Direction
Write the listing out again, all of it, word for word.
═══ Dataset extract ═══
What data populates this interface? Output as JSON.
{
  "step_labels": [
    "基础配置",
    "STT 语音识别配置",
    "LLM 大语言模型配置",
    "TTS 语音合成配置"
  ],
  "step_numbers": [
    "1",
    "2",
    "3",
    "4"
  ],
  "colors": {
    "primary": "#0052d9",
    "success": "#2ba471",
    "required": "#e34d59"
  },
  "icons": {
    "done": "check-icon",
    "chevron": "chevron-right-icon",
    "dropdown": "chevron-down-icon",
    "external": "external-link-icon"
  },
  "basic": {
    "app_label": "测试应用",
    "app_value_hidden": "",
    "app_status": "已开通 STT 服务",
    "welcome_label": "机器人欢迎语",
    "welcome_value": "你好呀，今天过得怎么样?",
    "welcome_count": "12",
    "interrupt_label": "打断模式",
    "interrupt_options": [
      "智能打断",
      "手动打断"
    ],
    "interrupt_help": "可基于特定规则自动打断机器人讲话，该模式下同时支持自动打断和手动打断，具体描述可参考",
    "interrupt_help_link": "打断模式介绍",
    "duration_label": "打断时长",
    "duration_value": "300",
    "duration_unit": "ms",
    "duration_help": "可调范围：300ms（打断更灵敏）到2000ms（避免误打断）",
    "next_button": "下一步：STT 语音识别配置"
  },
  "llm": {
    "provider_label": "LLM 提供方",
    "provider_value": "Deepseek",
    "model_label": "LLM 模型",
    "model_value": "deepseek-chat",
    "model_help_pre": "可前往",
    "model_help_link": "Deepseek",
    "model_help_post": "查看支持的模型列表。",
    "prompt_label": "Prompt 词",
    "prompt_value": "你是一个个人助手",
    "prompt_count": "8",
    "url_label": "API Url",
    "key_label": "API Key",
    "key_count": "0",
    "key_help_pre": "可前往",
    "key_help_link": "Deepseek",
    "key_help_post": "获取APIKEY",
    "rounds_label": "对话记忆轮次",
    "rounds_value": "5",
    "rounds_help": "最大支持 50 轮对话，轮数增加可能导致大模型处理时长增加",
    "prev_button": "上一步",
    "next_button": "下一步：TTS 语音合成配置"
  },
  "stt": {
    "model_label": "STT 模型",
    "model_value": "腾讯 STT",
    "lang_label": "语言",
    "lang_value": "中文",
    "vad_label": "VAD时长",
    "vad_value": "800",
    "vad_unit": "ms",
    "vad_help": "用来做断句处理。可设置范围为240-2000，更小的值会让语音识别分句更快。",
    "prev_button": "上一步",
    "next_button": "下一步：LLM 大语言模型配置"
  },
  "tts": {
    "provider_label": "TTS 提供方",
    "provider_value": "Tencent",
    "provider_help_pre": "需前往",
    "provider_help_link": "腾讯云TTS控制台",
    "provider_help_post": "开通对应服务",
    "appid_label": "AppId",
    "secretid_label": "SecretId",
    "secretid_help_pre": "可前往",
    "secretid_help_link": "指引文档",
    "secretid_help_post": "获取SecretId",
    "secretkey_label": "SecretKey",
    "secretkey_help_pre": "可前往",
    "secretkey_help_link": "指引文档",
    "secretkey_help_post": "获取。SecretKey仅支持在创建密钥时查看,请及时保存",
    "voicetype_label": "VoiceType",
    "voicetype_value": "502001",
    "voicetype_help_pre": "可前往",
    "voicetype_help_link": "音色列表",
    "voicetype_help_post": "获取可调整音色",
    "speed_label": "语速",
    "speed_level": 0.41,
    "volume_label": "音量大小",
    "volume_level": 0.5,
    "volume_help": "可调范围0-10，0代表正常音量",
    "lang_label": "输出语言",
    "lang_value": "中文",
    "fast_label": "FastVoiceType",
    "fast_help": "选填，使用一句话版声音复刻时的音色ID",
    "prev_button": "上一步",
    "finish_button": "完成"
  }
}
═══
Response to the task
What data populates this interface? Output as JSON.
{
  "step_labels": [
    "基础配置",
    "STT 语音识别配置",
    "LLM 大语言模型配置",
    "TTS 语音合成配置"
  ],
  "step_numbers": [
    "1",
    "2",
    "3",
    "4"
  ],
  "colors": {
    "primary": "#0052d9",
    "success": "#2ba471",
    "required": "#e34d59"
  },
  "icons": {
    "done": "check-icon",
    "chevron": "chevron-right-icon",
    "dropdown": "chevron-down-icon",
    "external": "external-link-icon"
  },
  "basic": {
    "app_label": "测试应用",
    "app_value_hidden": "",
    "app_status": "已开通 STT 服务",
    "welcome_label": "机器人欢迎语",
    "welcome_value": "你好呀，今天过得怎么样?",
    "welcome_count": "12",
    "interrupt_label": "打断模式",
    "interrupt_options": [
      "智能打断",
      "手动打断"
    ],
    "interrupt_help": "可基于特定规则自动打断机器人讲话，该模式下同时支持自动打断和手动打断，具体描述可参考",
    "interrupt_help_link": "打断模式介绍",
    "duration_label": "打断时长",
    "duration_value": "300",
    "duration_unit": "ms",
    "duration_help": "可调范围：300ms（打断更灵敏）到2000ms（避免误打断）",
    "next_button": "下一步：STT 语音识别配置"
  },
  "llm": {
    "provider_label": "LLM 提供方",
    "provider_value": "Deepseek",
    "model_label": "LLM 模型",
    "model_value": "deepseek-chat",
    "model_help_pre": "可前往",
    "model_help_link": "Deepseek",
    "model_help_post": "查看支持的模型列表。",
    "prompt_label": "Prompt 词",
    "prompt_value": "你是一个个人助手",
    "prompt_count": "8",
    "url_label": "API Url",
    "key_label": "API Key",
    "key_count": "0",
    "key_help_pre": "可前往",
    "key_help_link": "Deepseek",
    "key_help_post": "获取APIKEY",
    "rounds_label": "对话记忆轮次",
    "rounds_value": "5",
    "rounds_help": "最大支持 50 轮对话，轮数增加可能导致大模型处理时长增加",
    "prev_button": "上一步",
    "next_button": "下一步：TTS 语音合成配置"
  },
  "stt": {
    "model_label": "STT 模型",
    "model_value": "腾讯 STT",
    "lang_label": "语言",
    "lang_value": "中文",
    "vad_label": "VAD时长",
    "vad_value": "800",
    "vad_unit": "ms",
    "vad_help": "用来做断句处理。可设置范围为240-2000，更小的值会让语音识别分句更快。",
    "prev_button": "上一步",
    "next_button": "下一步：LLM 大语言模型配置"
  },
  "tts": {
    "provider_label": "TTS 提供方",
    "provider_value": "Tencent",
    "provider_help_pre": "需前往",
    "provider_help_link": "腾讯云TTS控制台",
    "provider_help_post": "开通对应服务",
    "appid_label": "AppId",
    "secretid_label": "SecretId",
    "secretid_help_pre": "可前往",
    "secretid_help_link": "指引文档",
    "secretid_help_post": "获取SecretId",
    "secretkey_label": "SecretKey",
    "secretkey_help_pre": "可前往",
    "secretkey_help_link": "指引文档",
    "secretkey_help_post": "获取。SecretKey仅支持在创建密钥时查看,请及时保存",
    "voicetype_label": "VoiceType",
    "voicetype_value": "502001",
    "voicetype_help_pre": "可前往",
    "voicetype_help_link": "音色列表",
    "voicetype_help_post": "获取可调整音色",
    "speed_label": "语速",
    "speed_level": 0.41,
    "volume_label": "音量大小",
    "volume_level": 0.5,
    "volume_help": "可调范围0-10，0代表正常音量",
    "lang_label": "输出语言",
    "lang_value": "中文",
    "fast_label": "FastVoiceType",
    "fast_help": "选填，使用一句话版声音复刻时的音色ID",
    "prev_button": "上一步",
    "finish_button": "完成"
  }
}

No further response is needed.